## Instruction
In the entries below, find every line holding the string "Seite" and collect it.
_ _ _
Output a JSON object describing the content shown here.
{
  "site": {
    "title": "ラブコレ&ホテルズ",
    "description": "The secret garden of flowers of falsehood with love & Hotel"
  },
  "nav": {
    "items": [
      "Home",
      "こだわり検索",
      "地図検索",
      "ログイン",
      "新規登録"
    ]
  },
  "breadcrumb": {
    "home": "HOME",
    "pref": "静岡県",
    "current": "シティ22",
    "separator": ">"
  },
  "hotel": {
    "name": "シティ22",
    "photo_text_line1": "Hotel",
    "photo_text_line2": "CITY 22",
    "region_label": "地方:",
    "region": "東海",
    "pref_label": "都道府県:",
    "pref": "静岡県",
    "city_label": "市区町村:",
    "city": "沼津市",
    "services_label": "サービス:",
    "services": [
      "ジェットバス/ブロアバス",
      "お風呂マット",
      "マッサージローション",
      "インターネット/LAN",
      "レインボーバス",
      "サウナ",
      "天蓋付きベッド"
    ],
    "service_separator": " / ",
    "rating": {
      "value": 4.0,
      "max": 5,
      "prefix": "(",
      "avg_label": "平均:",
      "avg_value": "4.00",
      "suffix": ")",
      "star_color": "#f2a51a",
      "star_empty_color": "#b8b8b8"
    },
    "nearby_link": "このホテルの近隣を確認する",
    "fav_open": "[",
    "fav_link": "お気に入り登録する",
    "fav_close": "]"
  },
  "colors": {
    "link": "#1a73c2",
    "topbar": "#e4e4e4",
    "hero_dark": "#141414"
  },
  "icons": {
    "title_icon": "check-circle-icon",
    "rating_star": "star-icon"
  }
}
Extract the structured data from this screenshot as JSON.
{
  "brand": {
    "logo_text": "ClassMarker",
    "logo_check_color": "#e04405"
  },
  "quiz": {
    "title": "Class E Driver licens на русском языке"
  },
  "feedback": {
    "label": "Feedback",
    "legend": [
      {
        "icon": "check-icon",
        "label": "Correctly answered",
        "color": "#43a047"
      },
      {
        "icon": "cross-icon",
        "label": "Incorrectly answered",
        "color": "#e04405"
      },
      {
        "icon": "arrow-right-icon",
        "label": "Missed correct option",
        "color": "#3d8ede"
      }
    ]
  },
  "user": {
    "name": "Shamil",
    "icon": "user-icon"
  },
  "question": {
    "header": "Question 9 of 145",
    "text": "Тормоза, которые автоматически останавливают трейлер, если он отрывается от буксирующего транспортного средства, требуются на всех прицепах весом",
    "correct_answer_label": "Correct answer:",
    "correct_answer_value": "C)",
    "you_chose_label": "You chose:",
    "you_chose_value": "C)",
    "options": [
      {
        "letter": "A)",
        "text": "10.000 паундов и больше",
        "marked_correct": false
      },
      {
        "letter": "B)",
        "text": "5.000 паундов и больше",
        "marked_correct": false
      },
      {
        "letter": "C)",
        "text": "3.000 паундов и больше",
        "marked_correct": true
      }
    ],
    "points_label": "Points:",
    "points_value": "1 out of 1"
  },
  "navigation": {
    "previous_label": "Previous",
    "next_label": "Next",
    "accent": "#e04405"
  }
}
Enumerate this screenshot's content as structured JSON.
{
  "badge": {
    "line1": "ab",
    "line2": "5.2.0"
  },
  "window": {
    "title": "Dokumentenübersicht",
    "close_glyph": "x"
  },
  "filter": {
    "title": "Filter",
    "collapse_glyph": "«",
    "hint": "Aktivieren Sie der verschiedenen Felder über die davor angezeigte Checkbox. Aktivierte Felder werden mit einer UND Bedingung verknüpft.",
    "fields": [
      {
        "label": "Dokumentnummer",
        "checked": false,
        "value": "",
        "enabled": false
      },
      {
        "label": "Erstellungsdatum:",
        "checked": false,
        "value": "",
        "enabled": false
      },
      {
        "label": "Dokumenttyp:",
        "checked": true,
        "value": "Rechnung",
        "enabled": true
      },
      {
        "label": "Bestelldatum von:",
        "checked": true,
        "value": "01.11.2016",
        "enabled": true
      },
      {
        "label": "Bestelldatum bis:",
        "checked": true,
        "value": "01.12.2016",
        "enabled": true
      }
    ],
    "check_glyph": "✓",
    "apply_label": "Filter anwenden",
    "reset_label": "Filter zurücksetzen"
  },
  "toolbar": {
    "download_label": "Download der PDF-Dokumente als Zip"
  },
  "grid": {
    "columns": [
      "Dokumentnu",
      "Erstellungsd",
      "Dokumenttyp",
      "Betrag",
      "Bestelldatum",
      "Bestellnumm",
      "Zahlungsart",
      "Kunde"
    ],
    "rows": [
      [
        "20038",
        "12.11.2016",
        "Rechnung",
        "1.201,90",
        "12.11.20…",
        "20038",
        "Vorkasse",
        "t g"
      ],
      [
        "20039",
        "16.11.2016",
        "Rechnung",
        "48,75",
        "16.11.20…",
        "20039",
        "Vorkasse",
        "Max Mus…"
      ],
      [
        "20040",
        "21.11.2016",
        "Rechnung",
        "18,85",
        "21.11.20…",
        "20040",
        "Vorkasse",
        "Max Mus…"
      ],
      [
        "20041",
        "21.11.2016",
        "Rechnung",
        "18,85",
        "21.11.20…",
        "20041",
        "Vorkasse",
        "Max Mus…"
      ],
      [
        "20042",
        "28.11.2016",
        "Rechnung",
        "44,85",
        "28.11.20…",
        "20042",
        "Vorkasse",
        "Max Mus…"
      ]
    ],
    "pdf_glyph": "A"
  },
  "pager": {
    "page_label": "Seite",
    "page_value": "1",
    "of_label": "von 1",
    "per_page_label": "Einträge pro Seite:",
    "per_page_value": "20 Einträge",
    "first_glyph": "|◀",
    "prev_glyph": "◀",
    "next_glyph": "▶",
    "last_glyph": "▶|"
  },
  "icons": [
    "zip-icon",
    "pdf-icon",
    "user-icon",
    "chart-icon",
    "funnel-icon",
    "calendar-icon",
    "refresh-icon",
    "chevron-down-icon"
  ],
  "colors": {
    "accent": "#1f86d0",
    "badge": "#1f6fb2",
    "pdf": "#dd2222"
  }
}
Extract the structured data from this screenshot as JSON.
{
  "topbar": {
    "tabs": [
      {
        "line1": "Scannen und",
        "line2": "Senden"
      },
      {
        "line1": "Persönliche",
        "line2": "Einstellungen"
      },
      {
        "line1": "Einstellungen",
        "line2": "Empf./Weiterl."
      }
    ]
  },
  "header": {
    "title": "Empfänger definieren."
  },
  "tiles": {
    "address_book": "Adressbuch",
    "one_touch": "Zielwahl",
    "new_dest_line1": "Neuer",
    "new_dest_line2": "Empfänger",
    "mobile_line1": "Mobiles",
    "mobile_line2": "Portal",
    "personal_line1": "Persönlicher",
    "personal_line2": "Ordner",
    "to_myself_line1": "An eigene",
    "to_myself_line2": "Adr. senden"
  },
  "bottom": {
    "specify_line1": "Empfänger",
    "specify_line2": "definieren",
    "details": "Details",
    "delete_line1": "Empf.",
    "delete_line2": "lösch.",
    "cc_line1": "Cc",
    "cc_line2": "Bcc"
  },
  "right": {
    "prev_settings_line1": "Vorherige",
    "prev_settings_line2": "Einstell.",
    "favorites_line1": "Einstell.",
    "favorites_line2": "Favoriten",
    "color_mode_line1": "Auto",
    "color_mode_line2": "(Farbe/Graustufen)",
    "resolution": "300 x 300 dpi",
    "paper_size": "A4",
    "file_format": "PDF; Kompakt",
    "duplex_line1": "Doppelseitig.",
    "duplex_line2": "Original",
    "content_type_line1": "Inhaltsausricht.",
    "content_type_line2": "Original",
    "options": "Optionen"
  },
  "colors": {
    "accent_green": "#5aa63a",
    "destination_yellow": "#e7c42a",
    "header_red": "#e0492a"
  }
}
_ _ _
## Final result
    "page_label": "Seite",
    "per_page_label": "Einträge pro Seite:",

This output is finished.